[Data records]
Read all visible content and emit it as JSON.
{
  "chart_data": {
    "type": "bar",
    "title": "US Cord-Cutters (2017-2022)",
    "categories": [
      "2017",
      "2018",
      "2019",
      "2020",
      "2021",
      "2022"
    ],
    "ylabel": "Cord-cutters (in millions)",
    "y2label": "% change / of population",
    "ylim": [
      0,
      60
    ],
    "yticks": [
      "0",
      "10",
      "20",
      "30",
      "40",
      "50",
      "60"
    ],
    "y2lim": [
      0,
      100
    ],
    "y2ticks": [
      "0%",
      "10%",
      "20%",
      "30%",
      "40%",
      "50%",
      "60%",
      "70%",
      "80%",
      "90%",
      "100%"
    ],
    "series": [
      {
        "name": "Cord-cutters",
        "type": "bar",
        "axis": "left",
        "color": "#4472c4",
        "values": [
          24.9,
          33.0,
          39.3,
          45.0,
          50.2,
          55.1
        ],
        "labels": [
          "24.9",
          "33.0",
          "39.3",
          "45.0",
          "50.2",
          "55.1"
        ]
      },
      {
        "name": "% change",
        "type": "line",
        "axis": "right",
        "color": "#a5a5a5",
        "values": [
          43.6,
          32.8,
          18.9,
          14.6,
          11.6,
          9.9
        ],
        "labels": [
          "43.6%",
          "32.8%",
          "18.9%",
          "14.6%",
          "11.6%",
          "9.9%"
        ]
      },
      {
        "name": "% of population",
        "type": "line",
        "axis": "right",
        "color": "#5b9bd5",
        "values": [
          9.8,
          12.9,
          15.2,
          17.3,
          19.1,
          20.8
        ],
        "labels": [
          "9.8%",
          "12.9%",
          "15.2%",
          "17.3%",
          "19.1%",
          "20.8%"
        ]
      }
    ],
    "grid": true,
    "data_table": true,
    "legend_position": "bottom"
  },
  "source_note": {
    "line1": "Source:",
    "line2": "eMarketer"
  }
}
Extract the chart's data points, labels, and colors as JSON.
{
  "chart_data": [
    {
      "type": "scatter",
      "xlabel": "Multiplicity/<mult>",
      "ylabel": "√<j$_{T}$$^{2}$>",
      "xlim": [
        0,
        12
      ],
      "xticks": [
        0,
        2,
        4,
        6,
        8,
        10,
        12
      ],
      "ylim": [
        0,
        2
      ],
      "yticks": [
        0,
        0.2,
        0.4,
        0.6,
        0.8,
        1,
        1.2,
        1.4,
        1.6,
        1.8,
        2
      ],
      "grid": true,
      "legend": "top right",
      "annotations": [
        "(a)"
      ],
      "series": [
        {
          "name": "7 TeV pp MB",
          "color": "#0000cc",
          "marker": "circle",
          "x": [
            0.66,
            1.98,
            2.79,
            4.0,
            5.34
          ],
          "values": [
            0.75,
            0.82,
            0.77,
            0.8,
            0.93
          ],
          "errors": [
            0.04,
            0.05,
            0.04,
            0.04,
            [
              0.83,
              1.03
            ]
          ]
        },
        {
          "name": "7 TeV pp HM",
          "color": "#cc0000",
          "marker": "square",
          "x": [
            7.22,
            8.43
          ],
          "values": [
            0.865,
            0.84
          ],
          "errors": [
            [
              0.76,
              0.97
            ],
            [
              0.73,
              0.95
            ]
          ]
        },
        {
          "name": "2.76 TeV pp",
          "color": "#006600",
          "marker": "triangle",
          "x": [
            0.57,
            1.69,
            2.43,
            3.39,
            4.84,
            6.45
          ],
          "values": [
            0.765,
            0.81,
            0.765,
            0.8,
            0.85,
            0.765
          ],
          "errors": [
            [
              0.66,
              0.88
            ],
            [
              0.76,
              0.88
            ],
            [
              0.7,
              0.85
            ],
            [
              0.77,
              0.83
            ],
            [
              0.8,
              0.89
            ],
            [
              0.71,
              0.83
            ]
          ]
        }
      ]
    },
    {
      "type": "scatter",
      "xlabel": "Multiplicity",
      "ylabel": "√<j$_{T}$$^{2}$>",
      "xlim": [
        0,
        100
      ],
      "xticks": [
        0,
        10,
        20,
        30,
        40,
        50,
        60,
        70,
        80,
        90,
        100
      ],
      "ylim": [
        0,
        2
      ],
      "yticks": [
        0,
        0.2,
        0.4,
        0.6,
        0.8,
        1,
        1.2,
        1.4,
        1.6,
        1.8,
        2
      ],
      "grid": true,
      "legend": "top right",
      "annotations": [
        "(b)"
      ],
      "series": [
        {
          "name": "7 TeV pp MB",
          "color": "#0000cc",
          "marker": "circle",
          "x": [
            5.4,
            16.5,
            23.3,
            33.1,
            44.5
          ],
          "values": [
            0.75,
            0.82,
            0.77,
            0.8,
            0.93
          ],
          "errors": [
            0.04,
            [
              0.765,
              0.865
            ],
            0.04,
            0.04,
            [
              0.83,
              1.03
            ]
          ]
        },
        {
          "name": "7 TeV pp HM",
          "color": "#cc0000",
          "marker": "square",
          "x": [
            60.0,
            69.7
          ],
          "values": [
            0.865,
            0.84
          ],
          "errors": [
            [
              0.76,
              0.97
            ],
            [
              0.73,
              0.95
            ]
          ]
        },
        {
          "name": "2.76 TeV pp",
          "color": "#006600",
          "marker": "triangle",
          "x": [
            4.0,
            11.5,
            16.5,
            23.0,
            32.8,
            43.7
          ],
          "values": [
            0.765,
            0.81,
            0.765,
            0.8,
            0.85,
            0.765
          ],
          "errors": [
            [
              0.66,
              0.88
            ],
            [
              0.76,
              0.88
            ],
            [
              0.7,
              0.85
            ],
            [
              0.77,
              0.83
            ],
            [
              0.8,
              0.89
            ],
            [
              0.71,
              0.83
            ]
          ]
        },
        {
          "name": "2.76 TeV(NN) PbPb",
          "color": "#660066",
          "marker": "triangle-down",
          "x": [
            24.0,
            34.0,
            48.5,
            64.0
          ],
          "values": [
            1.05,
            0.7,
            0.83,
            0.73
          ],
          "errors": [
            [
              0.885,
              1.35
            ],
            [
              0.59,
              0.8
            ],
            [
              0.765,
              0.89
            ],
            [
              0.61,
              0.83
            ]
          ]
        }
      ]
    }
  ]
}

DIRECTIONS:
Copy the data above exactly. Every line must be included.

EXERCISE ANSWER:
Read all visible content and emit it as JSON.
{
  "chart_data": {
    "type": "bar",
    "title": "US Cord-Cutters (2017-2022)",
    "categories": [
      "2017",
      "2018",
      "2019",
      "2020",
      "2021",
      "2022"
    ],
    "ylabel": "Cord-cutters (in millions)",
    "y2label": "% change / of population",
    "ylim": [
      0,
      60
    ],
    "yticks": [
      "0",
      "10",
      "20",
      "30",
      "40",
      "50",
      "60"
    ],
    "y2lim": [
      0,
      100
    ],
    "y2ticks": [
      "0%",
      "10%",
      "20%",
      "30%",
      "40%",
      "50%",
      "60%",
      "70%",
      "80%",
      "90%",
      "100%"
    ],
    "series": [
      {
        "name": "Cord-cutters",
        "type": "bar",
        "axis": "left",
        "color": "#4472c4",
        "values": [
          24.9,
          33.0,
          39.3,
          45.0,
          50.2,
          55.1
        ],
        "labels": [
          "24.9",
          "33.0",
          "39.3",
          "45.0",
          "50.2",
          "55.1"
        ]
      },
      {
        "name": "% change",
        "type": "line",
        "axis": "right",
        "color": "#a5a5a5",
        "values": [
          43.6,
          32.8,
          18.9,
          14.6,
          11.6,
          9.9
        ],
        "labels": [
          "43.6%",
          "32.8%",
          "18.9%",
          "14.6%",
          "11.6%",
          "9.9%"
        ]
      },
      {
        "name": "% of population",
        "type": "line",
        "axis": "right",
        "color": "#5b9bd5",
        "values": [
          9.8,
          12.9,
          15.2,
          17.3,
          19.1,
          20.8
        ],
        "labels": [
          "9.8%",
          "12.9%",
          "15.2%",
          "17.3%",
          "19.1%",
          "20.8%"
        ]
      }
    ],
    "grid": true,
    "data_table": true,
    "legend_position": "bottom"
  },
  "source_note": {
    "line1": "Source:",
    "line2": "eMarketer"
  }
}
Extract the chart's data points, labels, and colors as JSON.
{
  "chart_data": [
    {
      "type": "scatter",
      "xlabel": "Multiplicity/<mult>",
      "ylabel": "√<j$_{T}$$^{2}$>",
      "xlim": [
        0,
        12
      ],
      "xticks": [
        0,
        2,
        4,
        6,
        8,
        10,
        12
      ],
      "ylim": [
        0,
        2
      ],
      "yticks": [
        0,
        0.2,
        0.4,
        0.6,
        0.8,
        1,
        1.2,
        1.4,
        1.6,
        1.8,
        2
      ],
      "grid": true,
      "legend": "top right",
      "annotations": [
        "(a)"
      ],
      "series": [
        {
          "name": "7 TeV pp MB",
          "color": "#0000cc",
          "marker": "circle",
          "x": [
            0.66,
            1.98,
            2.79,
            4.0,
            5.34
          ],
          "values": [
            0.75,
            0.82,
            0.77,
            0.8,
            0.93
          ],
          "errors": [
            0.04,
            0.05,
            0.04,
            0.04,
            [
              0.83,
              1.03
            ]
          ]
        },
        {
          "name": "7 TeV pp HM",
          "color": "#cc0000",
          "marker": "square",
          "x": [
            7.22,
            8.43
          ],
          "values": [
            0.865,
            0.84
          ],
          "errors": [
            [
              0.76,
              0.97
            ],
            [
              0.73,
              0.95
            ]
          ]
        },
        {
          "name": "2.76 TeV pp",
          "color": "#006600",
          "marker": "triangle",
          "x": [
            0.57,
            1.69,
            2.43,
            3.39,
            4.84,
            6.45
          ],
          "values": [
            0.765,
            0.81,
            0.765,
            0.8,
            0.85,
            0.765
          ],
          "errors": [
            [
              0.66,
              0.88
            ],
            [
              0.76,
              0.88
            ],
            [
              0.7,
              0.85
            ],
            [
              0.77,
              0.83
            ],
            [
              0.8,
              0.89
            ],
            [
              0.71,
              0.83
            ]
          ]
        }
      ]
    },
    {
      "type": "scatter",
      "xlabel": "Multiplicity",
      "ylabel": "√<j$_{T}$$^{2}$>",
      "xlim": [
        0,
        100
      ],
      "xticks": [
        0,
        10,
        20,
        30,
        40,
        50,
        60,
        70,
        80,
        90,
        100
      ],
      "ylim": [
        0,
        2
      ],
      "yticks": [
        0,
        0.2,
        0.4,
        0.6,
        0.8,
        1,
        1.2,
        1.4,
        1.6,
        1.8,
        2
      ],
      "grid": true,
      "legend": "top right",
      "annotations": [
        "(b)"
      ],
      "series": [
        {
          "name": "7 TeV pp MB",
          "color": "#0000cc",
          "marker": "circle",
          "x": [
            5.4,
            16.5,
            23.3,
            33.1,
            44.5
          ],
          "values": [
            0.75,
            0.82,
            0.77,
            0.8,
            0.93
          ],
          "errors": [
            0.04,
            [
              0.765,
              0.865
            ],
            0.04,
            0.04,
            [
              0.83,
              1.03
            ]
          ]
        },
        {
          "name": "7 TeV pp HM",
          "color": "#cc0000",
          "marker": "square",
          "x": [
            60.0,
            69.7
          ],
          "values": [
            0.865,
            0.84
          ],
          "errors": [
            [
              0.76,
              0.97
            ],
            [
              0.73,
              0.95
            ]
          ]
        },
        {
          "name": "2.76 TeV pp",
          "color": "#006600",
          "marker": "triangle",
          "x": [
            4.0,
            11.5,
            16.5,
            23.0,
            32.8,
            43.7
          ],
          "values": [
            0.765,
            0.81,
            0.765,
            0.8,
            0.85,
            0.765
          ],
          "errors": [
            [
              0.66,
              0.88
            ],
            [
              0.76,
              0.88
            ],
            [
              0.7,
              0.85
            ],
            [
              0.77,
              0.83
            ],
            [
              0.8,
              0.89
            ],
            [
              0.71,
              0.83
            ]
          ]
        },
        {
          "name": "2.76 TeV(NN) PbPb",
          "color": "#660066",
          "marker": "triangle-down",
          "x": [
            24.0,
            34.0,
            48.5,
            64.0
          ],
          "values": [
            1.05,
            0.7,
            0.83,
            0.73
          ],
          "errors": [
            [
              0.885,
              1.35
            ],
            [
              0.59,
              0.8
            ],
            [
              0.765,
              0.89
            ],
            [
              0.61,
              0.83
            ]
          ]
        }
      ]
    }
  ]
}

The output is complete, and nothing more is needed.